**What to do:**
Your task is to output the data exactly as it stands.

#### Task inputs

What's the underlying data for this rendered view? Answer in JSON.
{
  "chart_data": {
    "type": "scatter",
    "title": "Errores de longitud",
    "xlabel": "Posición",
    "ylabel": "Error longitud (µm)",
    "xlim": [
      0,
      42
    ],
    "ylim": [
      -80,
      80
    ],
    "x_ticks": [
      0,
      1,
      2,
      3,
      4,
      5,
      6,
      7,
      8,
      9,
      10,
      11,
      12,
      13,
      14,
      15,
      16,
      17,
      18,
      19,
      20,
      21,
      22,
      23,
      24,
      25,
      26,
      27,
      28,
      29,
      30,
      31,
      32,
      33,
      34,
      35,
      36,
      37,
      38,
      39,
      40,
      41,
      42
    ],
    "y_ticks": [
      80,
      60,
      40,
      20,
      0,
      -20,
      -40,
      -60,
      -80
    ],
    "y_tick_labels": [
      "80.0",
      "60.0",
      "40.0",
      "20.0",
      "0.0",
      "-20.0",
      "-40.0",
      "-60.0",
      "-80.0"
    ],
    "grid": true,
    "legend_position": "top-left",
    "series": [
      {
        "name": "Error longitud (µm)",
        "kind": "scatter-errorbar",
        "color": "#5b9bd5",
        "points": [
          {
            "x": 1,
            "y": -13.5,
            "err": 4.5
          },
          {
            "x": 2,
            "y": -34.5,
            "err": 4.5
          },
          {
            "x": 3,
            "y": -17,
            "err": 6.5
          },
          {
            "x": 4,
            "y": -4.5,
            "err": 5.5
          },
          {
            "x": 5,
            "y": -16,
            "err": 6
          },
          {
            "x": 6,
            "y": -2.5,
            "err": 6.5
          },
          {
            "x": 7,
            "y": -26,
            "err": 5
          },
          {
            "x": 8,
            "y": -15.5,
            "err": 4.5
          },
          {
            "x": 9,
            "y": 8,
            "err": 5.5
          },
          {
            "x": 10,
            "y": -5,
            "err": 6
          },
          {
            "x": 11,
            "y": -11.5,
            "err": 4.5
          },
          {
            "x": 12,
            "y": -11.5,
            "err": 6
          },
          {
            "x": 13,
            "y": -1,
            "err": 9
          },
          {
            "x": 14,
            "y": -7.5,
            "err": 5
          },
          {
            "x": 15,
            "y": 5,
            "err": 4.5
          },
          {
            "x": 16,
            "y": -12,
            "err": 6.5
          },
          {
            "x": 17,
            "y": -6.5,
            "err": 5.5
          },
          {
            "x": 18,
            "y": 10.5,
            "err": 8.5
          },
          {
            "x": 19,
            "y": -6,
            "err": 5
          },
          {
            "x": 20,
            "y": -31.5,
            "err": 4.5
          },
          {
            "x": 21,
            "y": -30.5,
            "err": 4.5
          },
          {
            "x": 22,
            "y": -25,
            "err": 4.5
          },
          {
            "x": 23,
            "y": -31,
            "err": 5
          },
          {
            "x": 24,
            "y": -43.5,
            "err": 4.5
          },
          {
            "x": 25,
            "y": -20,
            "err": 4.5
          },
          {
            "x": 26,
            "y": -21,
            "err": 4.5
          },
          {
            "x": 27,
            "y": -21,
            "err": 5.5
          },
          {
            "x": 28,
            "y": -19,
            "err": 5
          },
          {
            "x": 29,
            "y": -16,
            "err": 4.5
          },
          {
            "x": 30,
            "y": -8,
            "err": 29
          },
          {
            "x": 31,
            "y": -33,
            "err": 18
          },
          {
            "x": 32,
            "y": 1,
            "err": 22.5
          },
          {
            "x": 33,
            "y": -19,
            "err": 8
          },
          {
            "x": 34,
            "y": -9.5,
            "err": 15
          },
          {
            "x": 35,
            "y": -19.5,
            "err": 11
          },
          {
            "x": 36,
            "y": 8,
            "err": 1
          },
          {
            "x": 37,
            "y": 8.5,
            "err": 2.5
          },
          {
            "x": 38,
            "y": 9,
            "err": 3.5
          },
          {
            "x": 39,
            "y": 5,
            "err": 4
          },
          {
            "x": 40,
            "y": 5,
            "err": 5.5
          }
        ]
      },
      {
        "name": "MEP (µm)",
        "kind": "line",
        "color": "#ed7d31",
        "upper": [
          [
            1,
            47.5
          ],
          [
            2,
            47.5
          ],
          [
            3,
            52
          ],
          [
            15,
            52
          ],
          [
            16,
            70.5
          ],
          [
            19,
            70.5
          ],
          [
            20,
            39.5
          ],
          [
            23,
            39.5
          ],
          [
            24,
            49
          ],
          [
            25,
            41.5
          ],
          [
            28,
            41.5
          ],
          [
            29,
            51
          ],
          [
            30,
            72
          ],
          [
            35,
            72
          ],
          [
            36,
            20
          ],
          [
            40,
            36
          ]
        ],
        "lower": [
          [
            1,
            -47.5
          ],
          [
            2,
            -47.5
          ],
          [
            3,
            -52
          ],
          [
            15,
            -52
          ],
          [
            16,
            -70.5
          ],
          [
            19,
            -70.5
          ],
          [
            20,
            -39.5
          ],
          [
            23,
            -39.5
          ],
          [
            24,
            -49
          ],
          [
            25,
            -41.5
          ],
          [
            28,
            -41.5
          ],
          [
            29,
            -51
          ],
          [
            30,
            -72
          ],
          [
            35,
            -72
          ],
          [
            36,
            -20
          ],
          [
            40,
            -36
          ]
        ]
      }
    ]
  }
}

########

**Answer for the task:**
What's the underlying data for this rendered view? Answer in JSON.
{
  "chart_data": {
    "type": "scatter",
    "title": "Errores de longitud",
    "xlabel": "Posición",
    "ylabel": "Error longitud (µm)",
    "xlim": [
      0,
      42
    ],
    "ylim": [
      -80,
      80
    ],
    "x_ticks": [
      0,
      1,
      2,
      3,
      4,
      5,
      6,
      7,
      8,
      9,
      10,
      11,
      12,
      13,
      14,
      15,
      16,
      17,
      18,
      19,
      20,
      21,
      22,
      23,
      24,
      25,
      26,
      27,
      28,
      29,
      30,
      31,
      32,
      33,
      34,
      35,
      36,
      37,
      38,
      39,
      40,
      41,
      42
    ],
    "y_ticks": [
      80,
      60,
      40,
      20,
      0,
      -20,
      -40,
      -60,
      -80
    ],
    "y_tick_labels": [
      "80.0",
      "60.0",
      "40.0",
      "20.0",
      "0.0",
      "-20.0",
      "-40.0",
      "-60.0",
      "-80.0"
    ],
    "grid": true,
    "legend_position": "top-left",
    "series": [
      {
        "name": "Error longitud (µm)",
        "kind": "scatter-errorbar",
        "color": "#5b9bd5",
        "points": [
          {
            "x": 1,
            "y": -13.5,
            "err": 4.5
          },
          {
            "x": 2,
            "y": -34.5,
            "err": 4.5
          },
          {
            "x": 3,
            "y": -17,
            "err": 6.5
          },
          {
            "x": 4,
            "y": -4.5,
            "err": 5.5
          },
          {
            "x": 5,
            "y": -16,
            "err": 6
          },
          {
            "x": 6,
            "y": -2.5,
            "err": 6.5
          },
          {
            "x": 7,
            "y": -26,
            "err": 5
          },
          {
            "x": 8,
            "y": -15.5,
            "err": 4.5
          },
          {
            "x": 9,
            "y": 8,
            "err": 5.5
          },
          {
            "x": 10,
            "y": -5,
            "err": 6
          },
          {
            "x": 11,
            "y": -11.5,
            "err": 4.5
          },
          {
            "x": 12,
            "y": -11.5,
            "err": 6
          },
          {
            "x": 13,
            "y": -1,
            "err": 9
          },
          {
            "x": 14,
            "y": -7.5,
            "err": 5
          },
          {
            "x": 15,
            "y": 5,
            "err": 4.5
          },
          {
            "x": 16,
            "y": -12,
            "err": 6.5
          },
          {
            "x": 17,
            "y": -6.5,
            "err": 5.5
          },
          {
            "x": 18,
            "y": 10.5,
            "err": 8.5
          },
          {
            "x": 19,
            "y": -6,
            "err": 5
          },
          {
            "x": 20,
            "y": -31.5,
            "err": 4.5
          },
          {
            "x": 21,
            "y": -30.5,
            "err": 4.5
          },
          {
            "x": 22,
            "y": -25,
            "err": 4.5
          },
          {
            "x": 23,
            "y": -31,
            "err": 5
          },
          {
            "x": 24,
            "y": -43.5,
            "err": 4.5
          },
          {
            "x": 25,
            "y": -20,
            "err": 4.5
          },
          {
            "x": 26,
            "y": -21,
            "err": 4.5
          },
          {
            "x": 27,
            "y": -21,
            "err": 5.5
          },
          {
            "x": 28,
            "y": -19,
            "err": 5
          },
          {
            "x": 29,
            "y": -16,
            "err": 4.5
          },
          {
            "x": 30,
            "y": -8,
            "err": 29
          },
          {
            "x": 31,
            "y": -33,
            "err": 18
          },
          {
            "x": 32,
            "y": 1,
            "err": 22.5
          },
          {
            "x": 33,
            "y": -19,
            "err": 8
          },
          {
            "x": 34,
            "y": -9.5,
            "err": 15
          },
          {
            "x": 35,
            "y": -19.5,
            "err": 11
          },
          {
            "x": 36,
            "y": 8,
            "err": 1
          },
          {
            "x": 37,
            "y": 8.5,
            "err": 2.5
          },
          {
            "x": 38,
            "y": 9,
            "err": 3.5
          },
          {
            "x": 39,
            "y": 5,
            "err": 4
          },
          {
            "x": 40,
            "y": 5,
            "err": 5.5
          }
        ]
      },
      {
        "name": "MEP (µm)",
        "kind": "line",
        "color": "#ed7d31",
        "upper": [
          [
            1,
            47.5
          ],
          [
            2,
            47.5
          ],
          [
            3,
            52
          ],
          [
            15,
            52
          ],
          [
            16,
            70.5
          ],
          [
            19,
            70.5
          ],
          [
            20,
            39.5
          ],
          [
            23,
            39.5
          ],
          [
            24,
            49
          ],
          [
            25,
            41.5
          ],
          [
            28,
            41.5
          ],
          [
            29,
            51
          ],
          [
            30,
            72
          ],
          [
            35,
            72
          ],
          [
            36,
            20
          ],
          [
            40,
            36
          ]
        ],
        "lower": [
          [
            1,
            -47.5
          ],
          [
            2,
            -47.5
          ],
          [
            3,
            -52
          ],
          [
            15,
            -52
          ],
          [
            16,
            -70.5
          ],
          [
            19,
            -70.5
          ],
          [
            20,
            -39.5
          ],
          [
            23,
            -39.5
          ],
          [
            24,
            -49
          ],
          [
            25,
            -41.5
          ],
          [
            28,
            -41.5
          ],
          [
            29,
            -51
          ],
          [
            30,
            -72
          ],
          [
            35,
            -72
          ],
          [
            36,
            -20
          ],
          [
            40,
            -36
          ]
        ]
      }
    ]
  }
}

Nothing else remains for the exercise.